→ **TO DO**
Look through the listing for the word "help". Copy each line that has it.

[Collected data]
···

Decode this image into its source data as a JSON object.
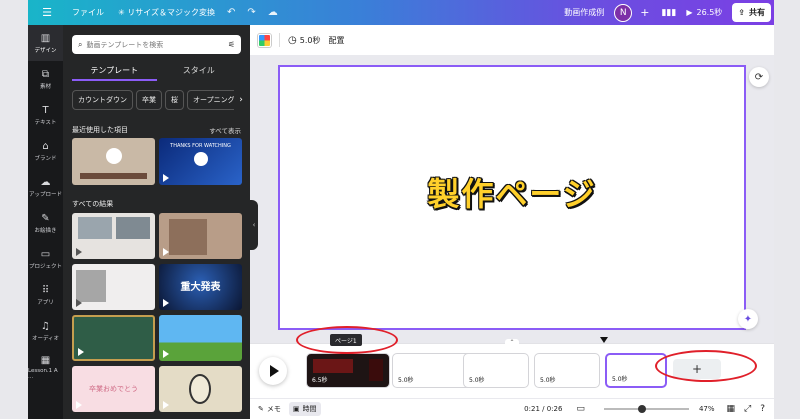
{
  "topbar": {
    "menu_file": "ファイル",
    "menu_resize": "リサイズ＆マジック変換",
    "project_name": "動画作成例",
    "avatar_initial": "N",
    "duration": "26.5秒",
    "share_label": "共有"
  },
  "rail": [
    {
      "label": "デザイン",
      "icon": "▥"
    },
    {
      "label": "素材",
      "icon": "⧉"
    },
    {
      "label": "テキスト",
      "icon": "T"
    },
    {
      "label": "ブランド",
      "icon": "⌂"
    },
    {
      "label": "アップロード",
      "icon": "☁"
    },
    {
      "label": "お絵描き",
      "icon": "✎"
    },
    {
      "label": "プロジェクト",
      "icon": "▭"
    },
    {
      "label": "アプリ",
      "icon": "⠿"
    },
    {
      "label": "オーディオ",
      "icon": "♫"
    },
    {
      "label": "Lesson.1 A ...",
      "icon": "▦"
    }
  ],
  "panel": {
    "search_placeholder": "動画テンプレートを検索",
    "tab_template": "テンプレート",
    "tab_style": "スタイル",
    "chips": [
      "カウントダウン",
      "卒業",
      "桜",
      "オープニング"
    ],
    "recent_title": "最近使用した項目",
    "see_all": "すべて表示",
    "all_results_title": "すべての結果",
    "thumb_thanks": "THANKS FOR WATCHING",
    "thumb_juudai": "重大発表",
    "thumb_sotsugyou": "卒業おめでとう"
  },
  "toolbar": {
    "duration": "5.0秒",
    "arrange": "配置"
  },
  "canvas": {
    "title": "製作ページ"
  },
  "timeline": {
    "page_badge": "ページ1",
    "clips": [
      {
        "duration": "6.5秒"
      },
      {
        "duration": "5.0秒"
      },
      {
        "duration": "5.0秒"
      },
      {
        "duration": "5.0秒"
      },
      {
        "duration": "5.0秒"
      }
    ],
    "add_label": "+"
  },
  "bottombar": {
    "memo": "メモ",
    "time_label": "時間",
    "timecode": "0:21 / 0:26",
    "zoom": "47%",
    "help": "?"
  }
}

···

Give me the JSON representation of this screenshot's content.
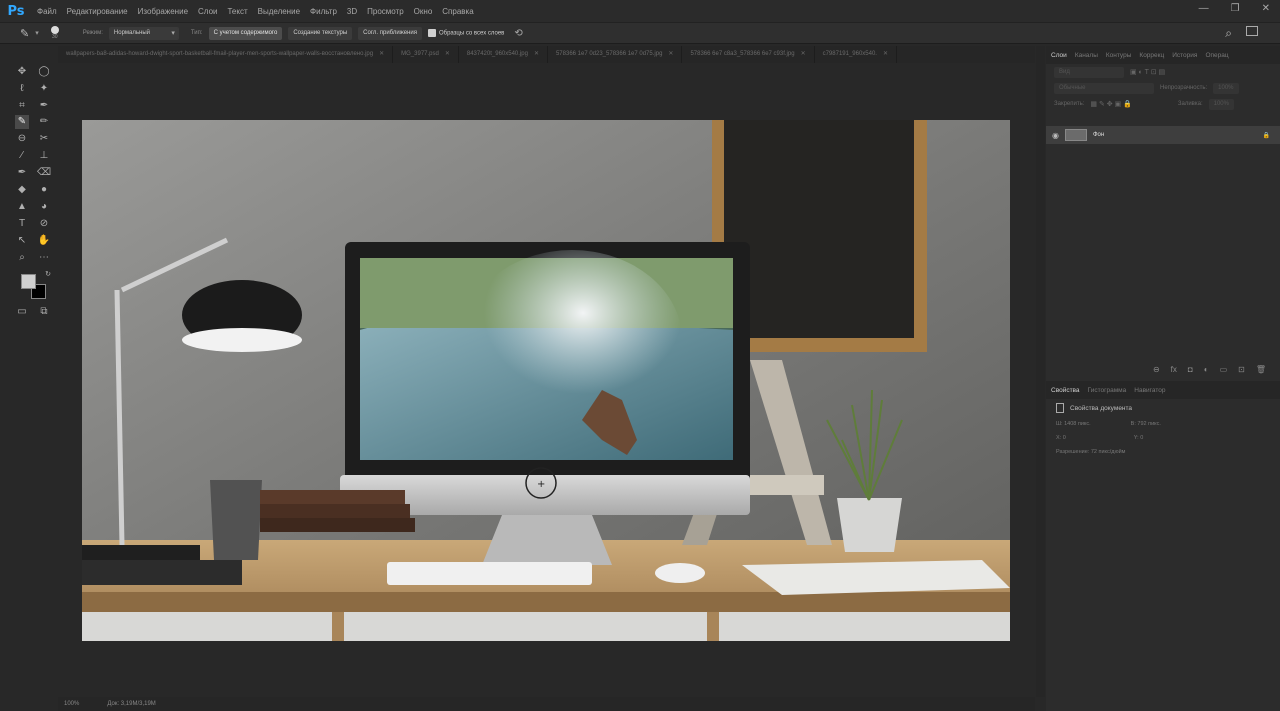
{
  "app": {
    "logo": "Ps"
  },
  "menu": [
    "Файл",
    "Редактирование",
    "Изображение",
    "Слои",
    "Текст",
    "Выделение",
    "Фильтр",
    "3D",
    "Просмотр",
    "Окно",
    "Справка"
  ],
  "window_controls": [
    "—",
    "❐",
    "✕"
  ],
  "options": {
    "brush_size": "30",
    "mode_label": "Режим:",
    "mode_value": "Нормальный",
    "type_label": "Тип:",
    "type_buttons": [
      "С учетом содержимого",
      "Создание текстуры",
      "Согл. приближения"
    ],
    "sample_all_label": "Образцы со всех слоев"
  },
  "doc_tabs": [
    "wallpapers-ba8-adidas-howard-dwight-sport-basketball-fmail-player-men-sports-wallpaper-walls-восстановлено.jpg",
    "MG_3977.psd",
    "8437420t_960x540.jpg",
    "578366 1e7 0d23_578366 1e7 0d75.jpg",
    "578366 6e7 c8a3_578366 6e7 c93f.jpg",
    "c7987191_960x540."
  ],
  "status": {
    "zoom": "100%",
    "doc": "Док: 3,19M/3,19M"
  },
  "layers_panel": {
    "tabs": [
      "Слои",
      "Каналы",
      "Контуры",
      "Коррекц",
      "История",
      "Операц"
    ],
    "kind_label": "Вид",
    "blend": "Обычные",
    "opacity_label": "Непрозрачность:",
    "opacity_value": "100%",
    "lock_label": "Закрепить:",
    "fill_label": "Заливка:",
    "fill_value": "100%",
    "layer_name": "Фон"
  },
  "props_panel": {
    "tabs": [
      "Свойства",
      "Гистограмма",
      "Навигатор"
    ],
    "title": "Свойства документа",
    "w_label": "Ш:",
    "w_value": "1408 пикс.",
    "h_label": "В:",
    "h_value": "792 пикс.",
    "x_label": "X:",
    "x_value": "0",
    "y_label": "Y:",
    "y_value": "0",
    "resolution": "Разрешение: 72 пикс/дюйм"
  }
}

···

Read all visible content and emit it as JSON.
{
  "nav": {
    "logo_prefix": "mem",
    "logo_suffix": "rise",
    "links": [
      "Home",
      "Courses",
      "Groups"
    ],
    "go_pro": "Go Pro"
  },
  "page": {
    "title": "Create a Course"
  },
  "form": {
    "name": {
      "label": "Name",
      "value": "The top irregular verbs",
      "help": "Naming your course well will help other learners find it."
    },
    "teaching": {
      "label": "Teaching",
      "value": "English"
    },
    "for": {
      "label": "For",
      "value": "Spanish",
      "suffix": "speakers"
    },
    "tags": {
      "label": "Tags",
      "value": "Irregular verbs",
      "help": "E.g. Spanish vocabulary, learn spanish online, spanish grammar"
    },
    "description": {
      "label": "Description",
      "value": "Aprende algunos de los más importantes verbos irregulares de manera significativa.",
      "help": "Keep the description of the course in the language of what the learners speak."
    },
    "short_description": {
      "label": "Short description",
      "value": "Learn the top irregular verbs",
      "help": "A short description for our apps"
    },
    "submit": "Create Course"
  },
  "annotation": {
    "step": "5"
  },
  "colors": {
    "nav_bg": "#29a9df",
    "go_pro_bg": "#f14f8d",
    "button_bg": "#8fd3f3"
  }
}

···

→ **ANSWER TO THE EXERCISE**
    "help": "?"
      "help": "Naming your course well will help other learners find it."
      "help": "E.g. Spanish vocabulary, learn spanish online, spanish grammar"
      "help": "Keep the description of the course in the language of what the learners speak."
      "help": "A short description for our apps"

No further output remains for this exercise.